Lines that contain the string "bread" are to be copied; leave out all others.

-- START Supplied material --

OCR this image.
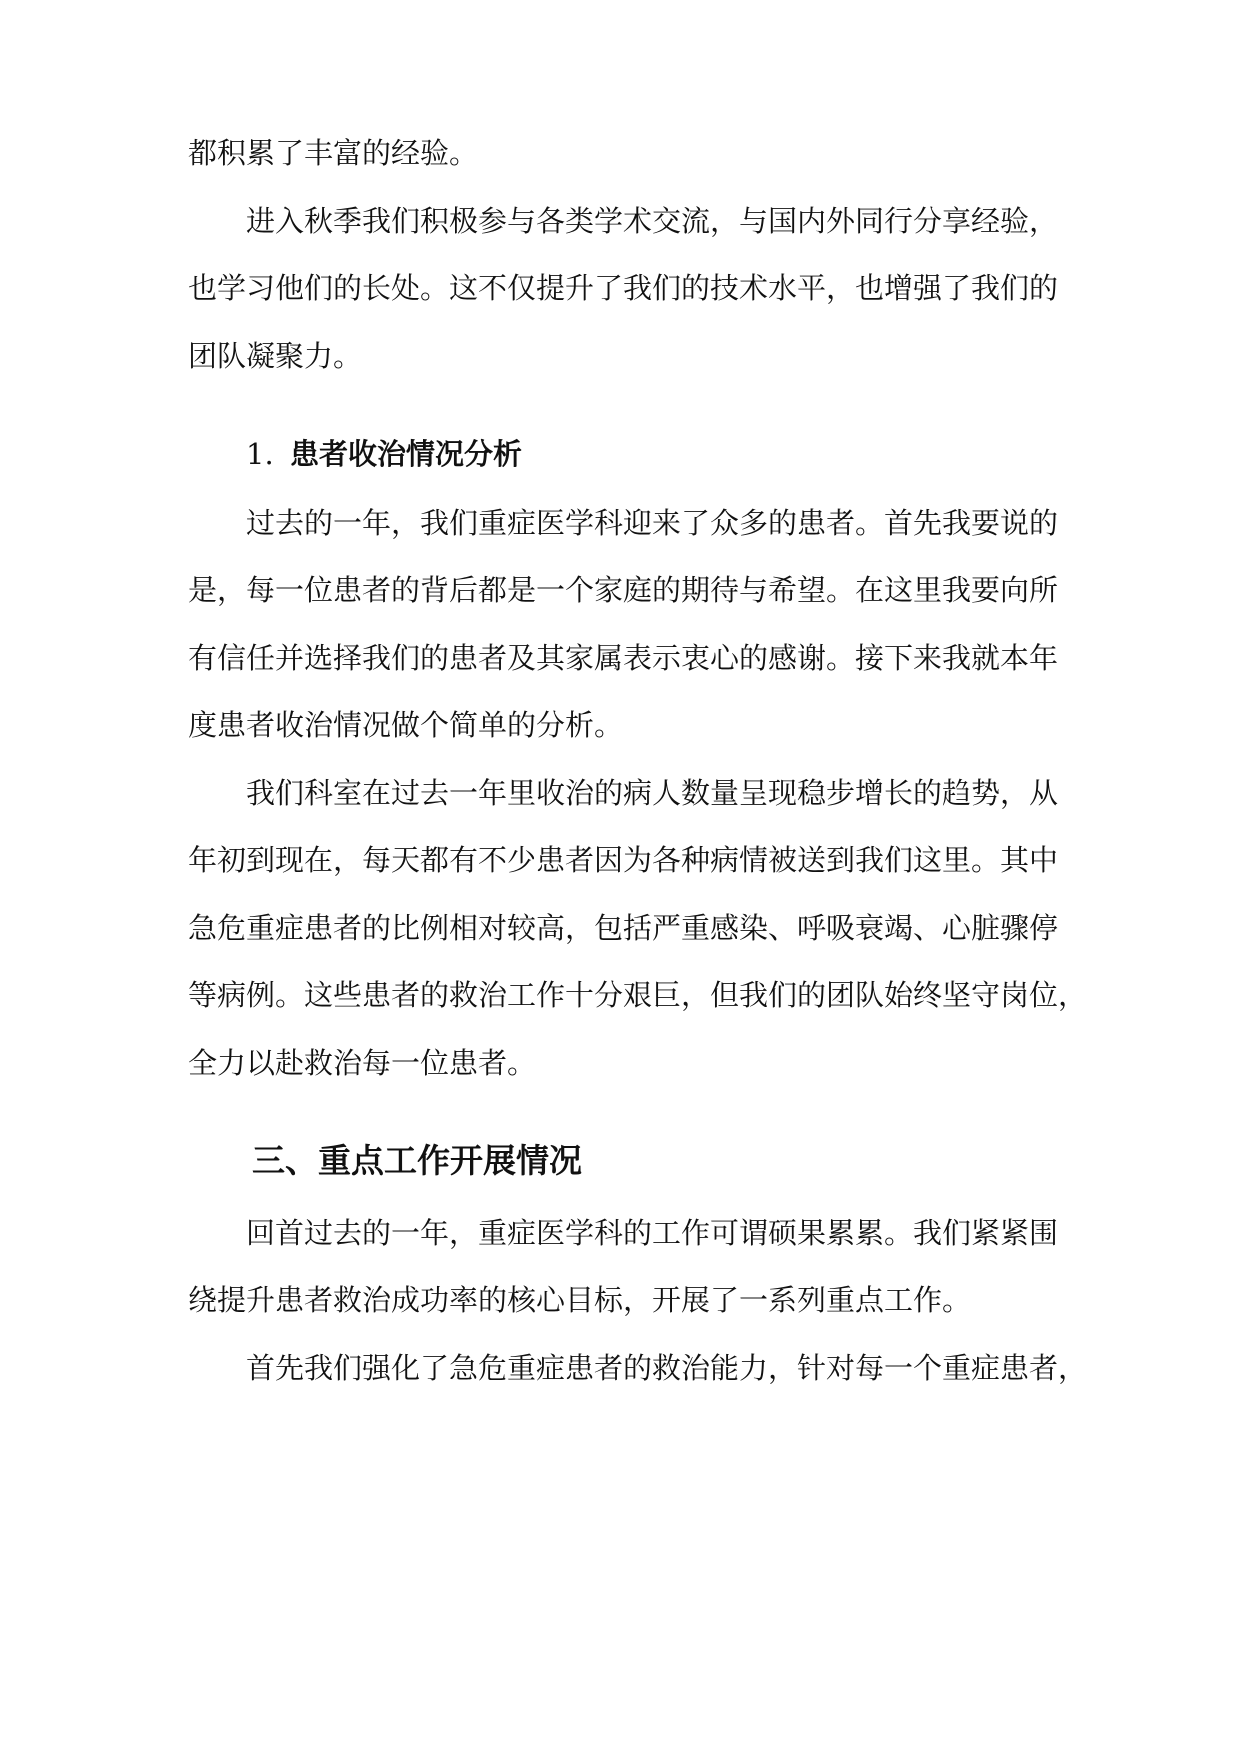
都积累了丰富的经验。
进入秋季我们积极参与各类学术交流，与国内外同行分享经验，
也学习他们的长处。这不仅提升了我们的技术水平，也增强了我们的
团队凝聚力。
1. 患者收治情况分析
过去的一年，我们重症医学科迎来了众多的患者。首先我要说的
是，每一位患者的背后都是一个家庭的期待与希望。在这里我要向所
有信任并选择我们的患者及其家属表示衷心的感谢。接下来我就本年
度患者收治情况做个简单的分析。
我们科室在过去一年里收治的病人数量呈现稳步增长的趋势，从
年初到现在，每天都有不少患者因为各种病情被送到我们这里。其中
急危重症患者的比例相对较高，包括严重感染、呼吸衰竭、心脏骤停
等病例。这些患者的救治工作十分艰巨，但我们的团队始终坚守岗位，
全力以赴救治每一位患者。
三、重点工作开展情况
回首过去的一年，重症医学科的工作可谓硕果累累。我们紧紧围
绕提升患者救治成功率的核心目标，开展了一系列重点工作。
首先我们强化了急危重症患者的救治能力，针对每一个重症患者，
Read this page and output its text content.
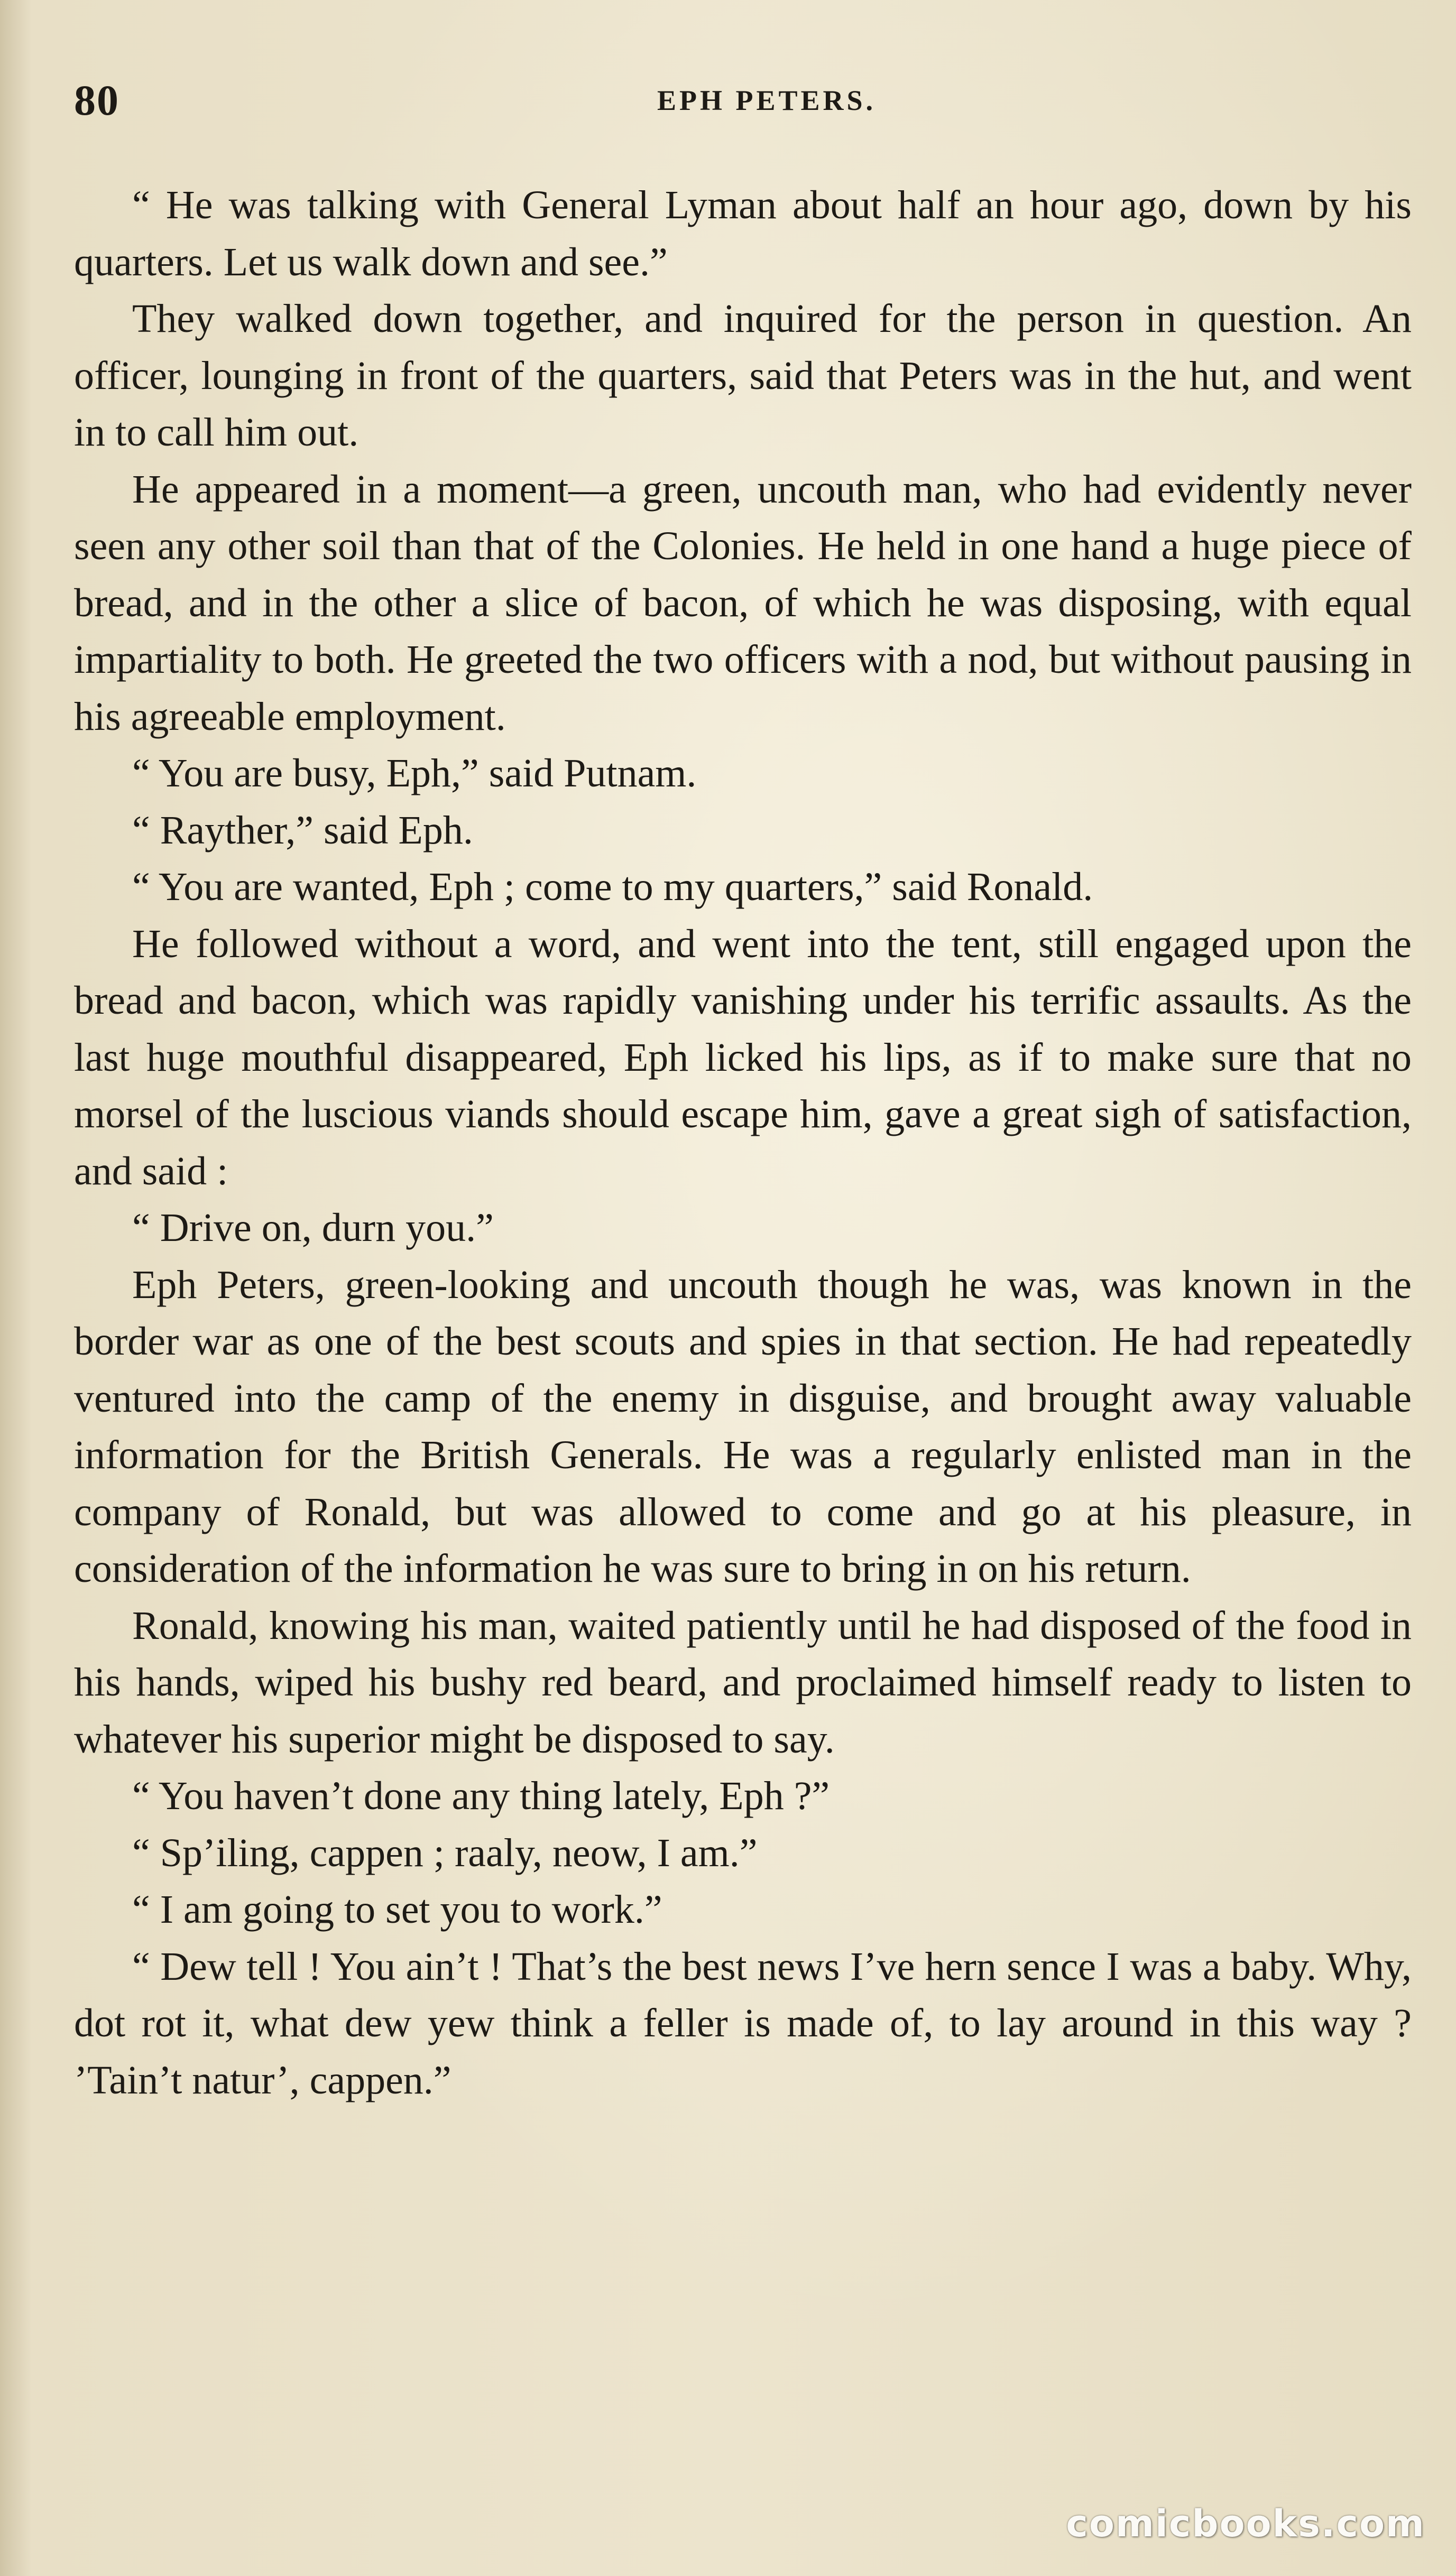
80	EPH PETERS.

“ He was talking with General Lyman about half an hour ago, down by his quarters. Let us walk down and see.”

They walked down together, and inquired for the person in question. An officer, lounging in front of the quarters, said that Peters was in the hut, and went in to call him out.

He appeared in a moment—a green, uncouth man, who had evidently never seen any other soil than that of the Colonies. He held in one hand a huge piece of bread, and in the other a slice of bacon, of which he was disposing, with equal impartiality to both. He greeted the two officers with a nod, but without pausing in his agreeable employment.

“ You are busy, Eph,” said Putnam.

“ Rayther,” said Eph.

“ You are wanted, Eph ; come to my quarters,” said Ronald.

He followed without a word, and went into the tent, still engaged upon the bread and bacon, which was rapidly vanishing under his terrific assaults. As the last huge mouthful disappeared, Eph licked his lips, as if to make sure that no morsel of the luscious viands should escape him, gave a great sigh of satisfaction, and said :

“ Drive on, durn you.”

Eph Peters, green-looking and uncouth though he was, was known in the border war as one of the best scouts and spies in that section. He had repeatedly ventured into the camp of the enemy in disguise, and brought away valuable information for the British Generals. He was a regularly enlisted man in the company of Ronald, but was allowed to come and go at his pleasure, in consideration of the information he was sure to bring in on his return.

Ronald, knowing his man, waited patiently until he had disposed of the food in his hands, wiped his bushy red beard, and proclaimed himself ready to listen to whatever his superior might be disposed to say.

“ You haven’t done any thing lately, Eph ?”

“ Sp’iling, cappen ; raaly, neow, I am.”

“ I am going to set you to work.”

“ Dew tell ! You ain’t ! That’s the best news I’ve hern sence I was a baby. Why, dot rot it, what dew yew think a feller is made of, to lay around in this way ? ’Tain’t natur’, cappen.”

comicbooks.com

-- END Supplied material --

Reply to the task:
He appeared in a moment—a green, uncouth man, who had evidently never seen any other soil than that of the Colonies. He held in one hand a huge piece of bread, and in the other a slice of bacon, of which he was disposing, with equal impartiality to both. He greeted the two officers with a nod, but without pausing in his agreeable employment.
He followed without a word, and went into the tent, still engaged upon the bread and bacon, which was rapidly vanishing under his terrific assaults. As the last huge mouthful disappeared, Eph licked his lips, as if to make sure that no morsel of the luscious viands should escape him, gave a great sigh of satisfaction, and said :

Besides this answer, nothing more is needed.